» **DIRECTIONS**
Write out each line exactly as it stands, please.

Saved data entries
----------
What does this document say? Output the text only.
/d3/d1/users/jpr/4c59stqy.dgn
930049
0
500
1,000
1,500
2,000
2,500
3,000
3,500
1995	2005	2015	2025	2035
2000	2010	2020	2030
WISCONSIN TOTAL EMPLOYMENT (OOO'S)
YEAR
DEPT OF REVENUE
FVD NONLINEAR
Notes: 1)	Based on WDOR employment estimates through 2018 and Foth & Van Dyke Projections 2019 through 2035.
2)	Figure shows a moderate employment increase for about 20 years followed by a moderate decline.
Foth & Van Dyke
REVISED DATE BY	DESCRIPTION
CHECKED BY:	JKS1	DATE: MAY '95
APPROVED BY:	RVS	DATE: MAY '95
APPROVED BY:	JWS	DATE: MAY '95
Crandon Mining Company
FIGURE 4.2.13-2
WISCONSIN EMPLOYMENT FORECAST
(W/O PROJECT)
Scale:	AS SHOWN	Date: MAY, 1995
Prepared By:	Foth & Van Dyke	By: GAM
----------
» **TASK RESPONSE**
What does this document say? Output the text only.
/d3/d1/users/jpr/4c59stqy.dgn
930049
0
500
1,000
1,500
2,000
2,500
3,000
3,500
1995	2005	2015	2025	2035
2000	2010	2020	2030
WISCONSIN TOTAL EMPLOYMENT (OOO'S)
YEAR
DEPT OF REVENUE
FVD NONLINEAR
Notes: 1)	Based on WDOR employment estimates through 2018 and Foth & Van Dyke Projections 2019 through 2035.
2)	Figure shows a moderate employment increase for about 20 years followed by a moderate decline.
Foth & Van Dyke
REVISED DATE BY	DESCRIPTION
CHECKED BY:	JKS1	DATE: MAY '95
APPROVED BY:	RVS	DATE: MAY '95
APPROVED BY:	JWS	DATE: MAY '95
Crandon Mining Company
FIGURE 4.2.13-2
WISCONSIN EMPLOYMENT FORECAST
(W/O PROJECT)
Scale:	AS SHOWN	Date: MAY, 1995
Prepared By:	Foth & Van Dyke	By: GAM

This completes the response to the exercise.